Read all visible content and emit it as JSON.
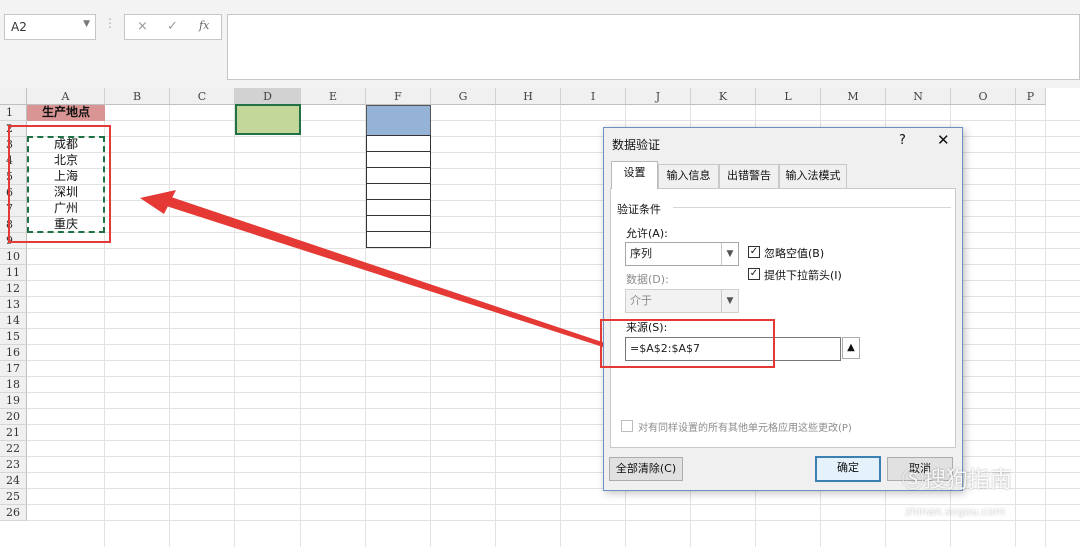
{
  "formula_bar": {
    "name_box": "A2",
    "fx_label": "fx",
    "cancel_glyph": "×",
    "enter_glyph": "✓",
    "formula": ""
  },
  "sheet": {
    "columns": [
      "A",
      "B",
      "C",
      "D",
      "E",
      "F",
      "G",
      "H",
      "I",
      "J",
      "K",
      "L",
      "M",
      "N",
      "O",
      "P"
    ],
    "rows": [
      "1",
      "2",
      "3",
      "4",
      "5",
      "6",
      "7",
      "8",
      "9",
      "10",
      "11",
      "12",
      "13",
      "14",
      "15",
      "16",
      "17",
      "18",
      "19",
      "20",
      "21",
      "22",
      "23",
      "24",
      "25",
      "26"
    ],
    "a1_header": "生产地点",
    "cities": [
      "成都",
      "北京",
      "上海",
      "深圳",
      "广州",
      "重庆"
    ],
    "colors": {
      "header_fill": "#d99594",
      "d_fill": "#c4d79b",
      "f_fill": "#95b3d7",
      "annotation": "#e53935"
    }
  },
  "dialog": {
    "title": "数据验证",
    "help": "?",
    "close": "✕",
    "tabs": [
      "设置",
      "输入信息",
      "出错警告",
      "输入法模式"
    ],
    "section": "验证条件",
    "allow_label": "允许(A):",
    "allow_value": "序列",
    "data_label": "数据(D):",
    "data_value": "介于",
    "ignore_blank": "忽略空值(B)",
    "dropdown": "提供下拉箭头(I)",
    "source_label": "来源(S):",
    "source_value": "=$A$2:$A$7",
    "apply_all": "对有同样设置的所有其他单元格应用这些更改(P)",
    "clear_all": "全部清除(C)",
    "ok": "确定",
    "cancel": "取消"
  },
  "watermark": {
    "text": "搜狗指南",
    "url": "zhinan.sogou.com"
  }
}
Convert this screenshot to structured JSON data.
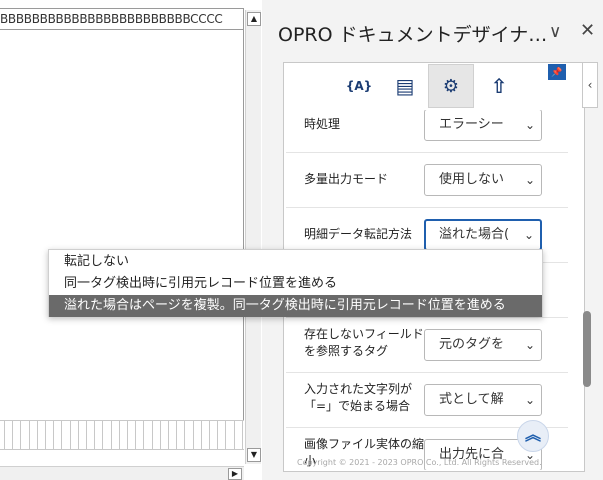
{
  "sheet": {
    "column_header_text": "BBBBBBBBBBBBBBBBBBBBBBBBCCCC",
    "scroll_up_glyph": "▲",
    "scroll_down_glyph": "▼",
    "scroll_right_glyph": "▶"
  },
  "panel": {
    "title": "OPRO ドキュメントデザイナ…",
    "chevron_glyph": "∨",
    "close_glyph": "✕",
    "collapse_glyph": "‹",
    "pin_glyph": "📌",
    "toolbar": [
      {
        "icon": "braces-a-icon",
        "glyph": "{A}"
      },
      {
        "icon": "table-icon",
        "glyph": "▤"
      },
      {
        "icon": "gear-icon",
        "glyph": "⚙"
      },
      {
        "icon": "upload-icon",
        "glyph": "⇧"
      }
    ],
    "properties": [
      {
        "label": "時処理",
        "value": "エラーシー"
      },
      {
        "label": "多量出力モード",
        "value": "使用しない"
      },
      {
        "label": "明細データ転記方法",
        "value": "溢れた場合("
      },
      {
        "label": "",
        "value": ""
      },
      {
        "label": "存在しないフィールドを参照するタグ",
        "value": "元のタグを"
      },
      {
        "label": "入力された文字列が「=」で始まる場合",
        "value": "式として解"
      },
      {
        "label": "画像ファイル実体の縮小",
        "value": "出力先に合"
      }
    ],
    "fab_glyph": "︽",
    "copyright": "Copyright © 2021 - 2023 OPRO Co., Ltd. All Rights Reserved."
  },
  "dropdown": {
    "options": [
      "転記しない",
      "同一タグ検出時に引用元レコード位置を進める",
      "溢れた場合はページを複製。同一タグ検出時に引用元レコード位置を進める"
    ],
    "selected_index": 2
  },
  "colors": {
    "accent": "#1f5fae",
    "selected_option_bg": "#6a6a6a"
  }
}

* * * * *

*Objective*. Restate the full listing verbatim and drop every picture.

*Solved problem*.
Read all visible content and emit it as JSON.
{
  "formula_bar": {
    "name_box": "A2",
    "fx_label": "fx",
    "cancel_glyph": "×",
    "enter_glyph": "✓",
    "formula": ""
  },
  "sheet": {
    "columns": [
      "A",
      "B",
      "C",
      "D",
      "E",
      "F",
      "G",
      "H",
      "I",
      "J",
      "K",
      "L",
      "M",
      "N",
      "O",
      "P"
    ],
    "rows": [
      "1",
      "2",
      "3",
      "4",
      "5",
      "6",
      "7",
      "8",
      "9",
      "10",
      "11",
      "12",
      "13",
      "14",
      "15",
      "16",
      "17",
      "18",
      "19",
      "20",
      "21",
      "22",
      "23",
      "24",
      "25",
      "26"
    ],
    "a1_header": "生产地点",
    "cities": [
      "成都",
      "北京",
      "上海",
      "深圳",
      "广州",
      "重庆"
    ],
    "colors": {
      "header_fill": "#d99594",
      "d_fill": "#c4d79b",
      "f_fill": "#95b3d7",
      "annotation": "#e53935"
    }
  },
  "dialog": {
    "title": "数据验证",
    "help": "?",
    "close": "✕",
    "tabs": [
      "设置",
      "输入信息",
      "出错警告",
      "输入法模式"
    ],
    "section": "验证条件",
    "allow_label": "允许(A):",
    "allow_value": "序列",
    "data_label": "数据(D):",
    "data_value": "介于",
    "ignore_blank": "忽略空值(B)",
    "dropdown": "提供下拉箭头(I)",
    "source_label": "来源(S):",
    "source_value": "=$A$2:$A$7",
    "apply_all": "对有同样设置的所有其他单元格应用这些更改(P)",
    "clear_all": "全部清除(C)",
    "ok": "确定",
    "cancel": "取消"
  },
  "watermark": {
    "text": "搜狗指南",
    "url": "zhinan.sogou.com"
  }
}
Convert this screenshot to structured JSON data.
{
  "sheet": {
    "column_header_text": "BBBBBBBBBBBBBBBBBBBBBBBBCCCC",
    "scroll_up_glyph": "▲",
    "scroll_down_glyph": "▼",
    "scroll_right_glyph": "▶"
  },
  "panel": {
    "title": "OPRO ドキュメントデザイナ…",
    "chevron_glyph": "∨",
    "close_glyph": "✕",
    "collapse_glyph": "‹",
    "pin_glyph": "📌",
    "toolbar": [
      {
        "icon": "braces-a-icon",
        "glyph": "{A}"
      },
      {
        "icon": "table-icon",
        "glyph": "▤"
      },
      {
        "icon": "gear-icon",
        "glyph": "⚙"
      },
      {
        "icon": "upload-icon",
        "glyph": "⇧"
      }
    ],
    "properties": [
      {
        "label": "時処理",
        "value": "エラーシー"
      },
      {
        "label": "多量出力モード",
        "value": "使用しない"
      },
      {
        "label": "明細データ転記方法",
        "value": "溢れた場合("
      },
      {
        "label": "",
        "value": ""
      },
      {
        "label": "存在しないフィールドを参照するタグ",
        "value": "元のタグを"
      },
      {
        "label": "入力された文字列が「=」で始まる場合",
        "value": "式として解"
      },
      {
        "label": "画像ファイル実体の縮小",
        "value": "出力先に合"
      }
    ],
    "fab_glyph": "︽",
    "copyright": "Copyright © 2021 - 2023 OPRO Co., Ltd. All Rights Reserved."
  },
  "dropdown": {
    "options": [
      "転記しない",
      "同一タグ検出時に引用元レコード位置を進める",
      "溢れた場合はページを複製。同一タグ検出時に引用元レコード位置を進める"
    ],
    "selected_index": 2
  },
  "colors": {
    "accent": "#1f5fae",
    "selected_option_bg": "#6a6a6a"
  }
}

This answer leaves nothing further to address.